▶ [Exercise task] Images excluded, repeat each entry below exactly.

>>>

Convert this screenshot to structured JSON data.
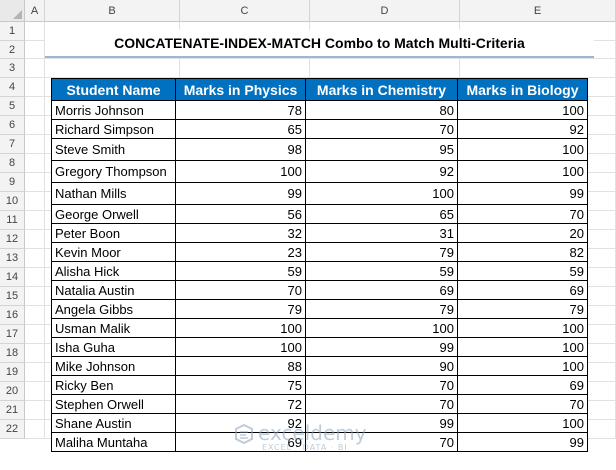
{
  "columns": [
    "A",
    "B",
    "C",
    "D",
    "E"
  ],
  "rows": [
    "1",
    "2",
    "3",
    "4",
    "5",
    "6",
    "7",
    "8",
    "9",
    "10",
    "11",
    "12",
    "13",
    "14",
    "15",
    "16",
    "17",
    "18",
    "19",
    "20",
    "21",
    "22"
  ],
  "title": "CONCATENATE-INDEX-MATCH Combo to Match Multi-Criteria",
  "table": {
    "headers": [
      "Student Name",
      "Marks in Physics",
      "Marks in Chemistry",
      "Marks in Biology"
    ],
    "rows": [
      [
        "Morris Johnson",
        "78",
        "80",
        "100"
      ],
      [
        "Richard Simpson",
        "65",
        "70",
        "92"
      ],
      [
        "Steve Smith",
        "98",
        "95",
        "100"
      ],
      [
        "Gregory Thompson",
        "100",
        "92",
        "100"
      ],
      [
        "Nathan Mills",
        "99",
        "100",
        "99"
      ],
      [
        "George Orwell",
        "56",
        "65",
        "70"
      ],
      [
        "Peter Boon",
        "32",
        "31",
        "20"
      ],
      [
        "Kevin  Moor",
        "23",
        "79",
        "82"
      ],
      [
        "Alisha Hick",
        "59",
        "59",
        "59"
      ],
      [
        "Natalia Austin",
        "70",
        "69",
        "69"
      ],
      [
        "Angela Gibbs",
        "79",
        "79",
        "79"
      ],
      [
        "Usman Malik",
        "100",
        "100",
        "100"
      ],
      [
        "Isha Guha",
        "100",
        "99",
        "100"
      ],
      [
        "Mike Johnson",
        "88",
        "90",
        "100"
      ],
      [
        "Ricky Ben",
        "75",
        "70",
        "69"
      ],
      [
        "Stephen Orwell",
        "72",
        "70",
        "70"
      ],
      [
        "Shane Austin",
        "92",
        "99",
        "100"
      ],
      [
        "Maliha Muntaha",
        "69",
        "70",
        "99"
      ]
    ]
  },
  "watermark": {
    "name": "exceldemy",
    "tagline": "EXCEL · DATA · BI",
    "icon": "exceldemy-logo-icon",
    "color": "#8aa3bd"
  },
  "colors": {
    "header_fill": "#0070c0",
    "header_text": "#ffffff",
    "title_underline": "#9bb7d6"
  }
}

<<<

▶ [Right answer]
Convert this screenshot to structured JSON data.
{
  "columns": [
    "A",
    "B",
    "C",
    "D",
    "E"
  ],
  "rows": [
    "1",
    "2",
    "3",
    "4",
    "5",
    "6",
    "7",
    "8",
    "9",
    "10",
    "11",
    "12",
    "13",
    "14",
    "15",
    "16",
    "17",
    "18",
    "19",
    "20",
    "21",
    "22"
  ],
  "title": "CONCATENATE-INDEX-MATCH Combo to Match Multi-Criteria",
  "table": {
    "headers": [
      "Student Name",
      "Marks in Physics",
      "Marks in Chemistry",
      "Marks in Biology"
    ],
    "rows": [
      [
        "Morris Johnson",
        "78",
        "80",
        "100"
      ],
      [
        "Richard Simpson",
        "65",
        "70",
        "92"
      ],
      [
        "Steve Smith",
        "98",
        "95",
        "100"
      ],
      [
        "Gregory Thompson",
        "100",
        "92",
        "100"
      ],
      [
        "Nathan Mills",
        "99",
        "100",
        "99"
      ],
      [
        "George Orwell",
        "56",
        "65",
        "70"
      ],
      [
        "Peter Boon",
        "32",
        "31",
        "20"
      ],
      [
        "Kevin  Moor",
        "23",
        "79",
        "82"
      ],
      [
        "Alisha Hick",
        "59",
        "59",
        "59"
      ],
      [
        "Natalia Austin",
        "70",
        "69",
        "69"
      ],
      [
        "Angela Gibbs",
        "79",
        "79",
        "79"
      ],
      [
        "Usman Malik",
        "100",
        "100",
        "100"
      ],
      [
        "Isha Guha",
        "100",
        "99",
        "100"
      ],
      [
        "Mike Johnson",
        "88",
        "90",
        "100"
      ],
      [
        "Ricky Ben",
        "75",
        "70",
        "69"
      ],
      [
        "Stephen Orwell",
        "72",
        "70",
        "70"
      ],
      [
        "Shane Austin",
        "92",
        "99",
        "100"
      ],
      [
        "Maliha Muntaha",
        "69",
        "70",
        "99"
      ]
    ]
  },
  "watermark": {
    "name": "exceldemy",
    "tagline": "EXCEL · DATA · BI",
    "icon": "exceldemy-logo-icon",
    "color": "#8aa3bd"
  },
  "colors": {
    "header_fill": "#0070c0",
    "header_text": "#ffffff",
    "title_underline": "#9bb7d6"
  }
}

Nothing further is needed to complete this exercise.